§ **WHAT IS NEEDED**
Examine the material below and count the lines that hold the word "heading". Report only the number.

★ ★ ★ ★

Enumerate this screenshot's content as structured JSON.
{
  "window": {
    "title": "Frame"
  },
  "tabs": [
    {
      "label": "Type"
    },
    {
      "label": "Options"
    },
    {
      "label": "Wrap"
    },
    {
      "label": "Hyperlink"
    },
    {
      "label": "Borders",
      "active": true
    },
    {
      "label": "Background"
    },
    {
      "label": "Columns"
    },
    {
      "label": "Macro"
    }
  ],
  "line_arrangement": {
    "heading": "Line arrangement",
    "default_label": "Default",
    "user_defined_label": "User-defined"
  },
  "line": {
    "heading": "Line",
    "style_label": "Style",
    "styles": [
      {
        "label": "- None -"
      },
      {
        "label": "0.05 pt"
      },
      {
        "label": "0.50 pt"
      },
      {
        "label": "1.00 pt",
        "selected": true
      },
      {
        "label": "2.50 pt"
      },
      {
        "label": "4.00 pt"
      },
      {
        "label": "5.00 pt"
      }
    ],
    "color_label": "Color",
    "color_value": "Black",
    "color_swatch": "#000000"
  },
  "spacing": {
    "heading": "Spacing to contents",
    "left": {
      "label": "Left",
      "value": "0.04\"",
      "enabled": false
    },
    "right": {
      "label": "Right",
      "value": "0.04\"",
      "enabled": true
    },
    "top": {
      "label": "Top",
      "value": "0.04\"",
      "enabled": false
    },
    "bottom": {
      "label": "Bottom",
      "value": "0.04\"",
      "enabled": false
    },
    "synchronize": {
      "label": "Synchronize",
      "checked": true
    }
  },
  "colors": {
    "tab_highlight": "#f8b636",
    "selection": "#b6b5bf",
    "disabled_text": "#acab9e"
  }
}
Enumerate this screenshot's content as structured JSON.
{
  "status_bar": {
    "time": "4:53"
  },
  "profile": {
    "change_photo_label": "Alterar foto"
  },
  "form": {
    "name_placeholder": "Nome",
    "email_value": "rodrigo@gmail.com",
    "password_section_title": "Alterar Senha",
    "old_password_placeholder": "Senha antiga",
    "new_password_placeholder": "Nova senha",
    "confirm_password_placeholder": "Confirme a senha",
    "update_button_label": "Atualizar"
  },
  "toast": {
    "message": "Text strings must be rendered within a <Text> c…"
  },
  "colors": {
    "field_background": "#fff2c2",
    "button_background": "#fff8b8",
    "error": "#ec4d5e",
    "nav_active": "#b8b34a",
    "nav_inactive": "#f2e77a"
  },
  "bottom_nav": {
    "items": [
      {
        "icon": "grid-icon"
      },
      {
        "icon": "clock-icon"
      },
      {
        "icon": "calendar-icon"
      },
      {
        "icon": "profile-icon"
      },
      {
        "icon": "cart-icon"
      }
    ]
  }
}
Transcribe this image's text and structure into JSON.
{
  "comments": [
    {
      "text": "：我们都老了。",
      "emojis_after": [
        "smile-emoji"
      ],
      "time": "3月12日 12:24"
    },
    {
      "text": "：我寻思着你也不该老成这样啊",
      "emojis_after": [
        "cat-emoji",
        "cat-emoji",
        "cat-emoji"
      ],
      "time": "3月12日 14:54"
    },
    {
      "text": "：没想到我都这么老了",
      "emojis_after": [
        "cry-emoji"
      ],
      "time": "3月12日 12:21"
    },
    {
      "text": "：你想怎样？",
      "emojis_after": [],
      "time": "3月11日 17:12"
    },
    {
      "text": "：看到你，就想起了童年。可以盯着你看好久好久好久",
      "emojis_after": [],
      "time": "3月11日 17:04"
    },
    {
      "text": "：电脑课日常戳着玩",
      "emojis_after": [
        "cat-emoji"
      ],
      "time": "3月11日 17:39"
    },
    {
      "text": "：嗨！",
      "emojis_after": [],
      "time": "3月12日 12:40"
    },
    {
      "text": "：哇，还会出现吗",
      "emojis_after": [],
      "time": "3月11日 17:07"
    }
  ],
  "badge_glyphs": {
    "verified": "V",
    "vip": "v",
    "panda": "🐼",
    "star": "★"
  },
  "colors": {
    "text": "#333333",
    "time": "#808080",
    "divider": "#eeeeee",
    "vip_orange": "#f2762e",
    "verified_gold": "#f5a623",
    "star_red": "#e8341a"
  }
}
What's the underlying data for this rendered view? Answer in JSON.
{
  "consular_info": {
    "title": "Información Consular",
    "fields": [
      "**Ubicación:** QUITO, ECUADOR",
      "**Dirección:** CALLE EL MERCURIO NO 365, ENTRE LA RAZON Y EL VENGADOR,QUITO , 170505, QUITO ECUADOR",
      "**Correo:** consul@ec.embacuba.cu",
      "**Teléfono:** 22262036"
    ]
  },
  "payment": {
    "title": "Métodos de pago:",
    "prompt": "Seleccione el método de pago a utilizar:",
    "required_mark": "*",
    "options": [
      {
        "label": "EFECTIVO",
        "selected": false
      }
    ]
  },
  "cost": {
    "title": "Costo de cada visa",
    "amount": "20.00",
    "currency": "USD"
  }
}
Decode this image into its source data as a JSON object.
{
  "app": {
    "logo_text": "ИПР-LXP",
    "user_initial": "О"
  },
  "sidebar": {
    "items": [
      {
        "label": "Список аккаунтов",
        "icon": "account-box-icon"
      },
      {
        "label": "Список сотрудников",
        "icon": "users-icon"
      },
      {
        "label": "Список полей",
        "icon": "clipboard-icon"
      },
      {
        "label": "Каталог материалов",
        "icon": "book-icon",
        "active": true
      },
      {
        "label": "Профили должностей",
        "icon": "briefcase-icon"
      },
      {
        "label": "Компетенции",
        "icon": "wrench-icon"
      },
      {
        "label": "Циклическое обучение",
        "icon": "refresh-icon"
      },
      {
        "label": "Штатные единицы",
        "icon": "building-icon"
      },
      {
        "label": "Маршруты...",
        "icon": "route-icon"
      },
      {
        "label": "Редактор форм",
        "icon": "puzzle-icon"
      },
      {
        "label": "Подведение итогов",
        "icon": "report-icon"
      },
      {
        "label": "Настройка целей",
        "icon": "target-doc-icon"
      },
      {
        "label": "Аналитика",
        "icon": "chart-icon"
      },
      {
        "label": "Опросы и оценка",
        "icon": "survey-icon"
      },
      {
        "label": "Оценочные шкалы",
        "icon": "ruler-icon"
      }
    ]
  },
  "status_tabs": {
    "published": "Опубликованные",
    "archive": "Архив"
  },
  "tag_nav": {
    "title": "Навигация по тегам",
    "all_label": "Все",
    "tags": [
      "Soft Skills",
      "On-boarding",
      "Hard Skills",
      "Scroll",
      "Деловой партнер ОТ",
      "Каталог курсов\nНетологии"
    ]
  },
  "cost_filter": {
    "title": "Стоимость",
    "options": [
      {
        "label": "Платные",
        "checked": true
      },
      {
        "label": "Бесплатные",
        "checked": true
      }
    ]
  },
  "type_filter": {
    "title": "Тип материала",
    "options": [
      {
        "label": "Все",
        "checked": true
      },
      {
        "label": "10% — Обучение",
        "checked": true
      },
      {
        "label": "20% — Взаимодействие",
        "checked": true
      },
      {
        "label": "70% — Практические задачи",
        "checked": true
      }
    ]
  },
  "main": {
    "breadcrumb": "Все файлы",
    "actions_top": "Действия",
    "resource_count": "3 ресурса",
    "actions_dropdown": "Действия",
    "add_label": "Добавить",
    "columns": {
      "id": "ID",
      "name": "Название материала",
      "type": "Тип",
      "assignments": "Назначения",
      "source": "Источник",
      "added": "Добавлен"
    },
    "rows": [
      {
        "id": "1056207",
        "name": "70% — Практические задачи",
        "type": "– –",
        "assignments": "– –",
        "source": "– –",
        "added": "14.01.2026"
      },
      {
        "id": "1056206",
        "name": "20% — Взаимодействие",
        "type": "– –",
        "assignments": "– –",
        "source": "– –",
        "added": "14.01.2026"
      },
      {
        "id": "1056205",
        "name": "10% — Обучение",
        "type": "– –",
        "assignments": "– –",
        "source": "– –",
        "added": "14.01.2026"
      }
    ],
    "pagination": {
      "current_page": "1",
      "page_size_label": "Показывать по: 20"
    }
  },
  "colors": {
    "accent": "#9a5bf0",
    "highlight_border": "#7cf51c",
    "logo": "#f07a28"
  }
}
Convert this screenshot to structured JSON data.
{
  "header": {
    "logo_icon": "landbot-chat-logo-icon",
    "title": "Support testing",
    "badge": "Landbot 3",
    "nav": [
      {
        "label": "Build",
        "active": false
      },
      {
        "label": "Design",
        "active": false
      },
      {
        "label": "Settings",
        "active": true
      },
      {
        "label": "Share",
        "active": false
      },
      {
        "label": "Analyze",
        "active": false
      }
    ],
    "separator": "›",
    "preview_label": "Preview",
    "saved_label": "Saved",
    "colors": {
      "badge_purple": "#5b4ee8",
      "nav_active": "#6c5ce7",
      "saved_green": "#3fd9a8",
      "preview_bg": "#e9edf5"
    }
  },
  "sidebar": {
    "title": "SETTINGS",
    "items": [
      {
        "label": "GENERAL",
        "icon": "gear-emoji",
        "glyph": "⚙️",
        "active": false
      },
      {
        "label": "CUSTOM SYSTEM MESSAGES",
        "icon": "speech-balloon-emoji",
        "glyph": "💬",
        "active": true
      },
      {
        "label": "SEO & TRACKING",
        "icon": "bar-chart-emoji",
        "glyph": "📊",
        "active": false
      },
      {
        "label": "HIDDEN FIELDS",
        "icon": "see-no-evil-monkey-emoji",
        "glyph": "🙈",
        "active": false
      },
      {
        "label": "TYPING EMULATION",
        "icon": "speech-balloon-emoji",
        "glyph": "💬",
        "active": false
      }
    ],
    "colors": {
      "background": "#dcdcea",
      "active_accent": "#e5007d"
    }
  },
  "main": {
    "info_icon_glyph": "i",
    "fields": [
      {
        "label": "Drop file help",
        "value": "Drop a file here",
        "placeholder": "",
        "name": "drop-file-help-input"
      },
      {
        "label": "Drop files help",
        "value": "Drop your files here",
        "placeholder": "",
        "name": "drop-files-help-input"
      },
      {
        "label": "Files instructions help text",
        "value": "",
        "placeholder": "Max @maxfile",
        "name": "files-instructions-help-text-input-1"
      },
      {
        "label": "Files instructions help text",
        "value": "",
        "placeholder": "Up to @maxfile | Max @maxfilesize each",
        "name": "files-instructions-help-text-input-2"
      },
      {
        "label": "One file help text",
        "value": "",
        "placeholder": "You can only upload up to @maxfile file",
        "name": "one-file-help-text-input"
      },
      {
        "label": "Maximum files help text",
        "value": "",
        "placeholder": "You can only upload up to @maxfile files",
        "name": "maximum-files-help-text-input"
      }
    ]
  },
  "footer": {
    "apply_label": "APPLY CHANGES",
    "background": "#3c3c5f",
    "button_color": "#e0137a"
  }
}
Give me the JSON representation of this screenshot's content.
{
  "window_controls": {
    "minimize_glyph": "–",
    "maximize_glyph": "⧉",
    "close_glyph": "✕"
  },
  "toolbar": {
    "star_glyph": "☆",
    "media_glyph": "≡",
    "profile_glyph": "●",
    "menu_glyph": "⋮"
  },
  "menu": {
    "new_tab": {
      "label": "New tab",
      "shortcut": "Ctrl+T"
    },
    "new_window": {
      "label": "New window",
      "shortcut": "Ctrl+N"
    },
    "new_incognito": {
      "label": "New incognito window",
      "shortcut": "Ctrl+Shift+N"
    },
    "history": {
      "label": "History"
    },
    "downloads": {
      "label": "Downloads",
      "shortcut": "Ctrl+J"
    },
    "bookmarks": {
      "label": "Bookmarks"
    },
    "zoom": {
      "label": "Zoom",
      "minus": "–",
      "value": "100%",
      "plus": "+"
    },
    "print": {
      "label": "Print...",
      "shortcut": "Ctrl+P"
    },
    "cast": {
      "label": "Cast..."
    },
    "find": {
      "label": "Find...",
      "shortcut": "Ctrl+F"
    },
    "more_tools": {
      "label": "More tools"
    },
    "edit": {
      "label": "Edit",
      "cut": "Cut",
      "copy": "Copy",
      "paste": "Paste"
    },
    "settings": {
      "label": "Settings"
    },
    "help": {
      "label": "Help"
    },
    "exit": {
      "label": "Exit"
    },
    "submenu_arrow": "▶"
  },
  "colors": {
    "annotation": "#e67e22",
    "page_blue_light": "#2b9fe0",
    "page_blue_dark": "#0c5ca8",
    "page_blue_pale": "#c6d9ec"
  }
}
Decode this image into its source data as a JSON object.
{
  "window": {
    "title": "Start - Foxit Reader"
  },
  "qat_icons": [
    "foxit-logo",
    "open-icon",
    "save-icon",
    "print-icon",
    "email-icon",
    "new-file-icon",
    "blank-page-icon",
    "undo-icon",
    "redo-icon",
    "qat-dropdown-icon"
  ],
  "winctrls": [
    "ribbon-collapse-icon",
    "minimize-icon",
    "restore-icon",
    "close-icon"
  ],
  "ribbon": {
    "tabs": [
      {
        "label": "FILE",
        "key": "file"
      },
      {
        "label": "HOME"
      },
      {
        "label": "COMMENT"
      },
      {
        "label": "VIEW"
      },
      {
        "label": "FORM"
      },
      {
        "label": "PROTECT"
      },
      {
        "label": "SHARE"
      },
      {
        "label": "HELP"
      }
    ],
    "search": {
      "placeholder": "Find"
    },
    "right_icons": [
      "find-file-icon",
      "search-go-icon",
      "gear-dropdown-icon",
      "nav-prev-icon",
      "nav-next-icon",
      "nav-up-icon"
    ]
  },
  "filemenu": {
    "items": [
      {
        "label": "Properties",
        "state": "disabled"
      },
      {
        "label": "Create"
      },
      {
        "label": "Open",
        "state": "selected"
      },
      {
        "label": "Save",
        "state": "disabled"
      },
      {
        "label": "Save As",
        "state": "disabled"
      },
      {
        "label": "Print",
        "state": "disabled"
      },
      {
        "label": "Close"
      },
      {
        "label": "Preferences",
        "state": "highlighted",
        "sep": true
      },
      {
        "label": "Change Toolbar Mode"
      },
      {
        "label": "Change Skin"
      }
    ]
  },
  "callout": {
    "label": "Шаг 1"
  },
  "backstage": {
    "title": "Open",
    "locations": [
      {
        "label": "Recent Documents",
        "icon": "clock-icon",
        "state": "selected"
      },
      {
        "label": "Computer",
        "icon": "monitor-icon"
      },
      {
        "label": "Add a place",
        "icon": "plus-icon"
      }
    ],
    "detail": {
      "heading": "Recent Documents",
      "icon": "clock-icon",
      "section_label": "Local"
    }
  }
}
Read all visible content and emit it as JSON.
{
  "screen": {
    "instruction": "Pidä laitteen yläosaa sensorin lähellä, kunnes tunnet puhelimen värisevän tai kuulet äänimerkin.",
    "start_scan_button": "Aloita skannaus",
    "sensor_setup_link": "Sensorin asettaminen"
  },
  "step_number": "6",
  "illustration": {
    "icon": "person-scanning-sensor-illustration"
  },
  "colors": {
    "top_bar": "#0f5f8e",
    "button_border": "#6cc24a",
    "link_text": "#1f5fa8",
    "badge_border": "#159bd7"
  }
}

★ ★ ★ ★

§ **SOLUTION BELOW**
4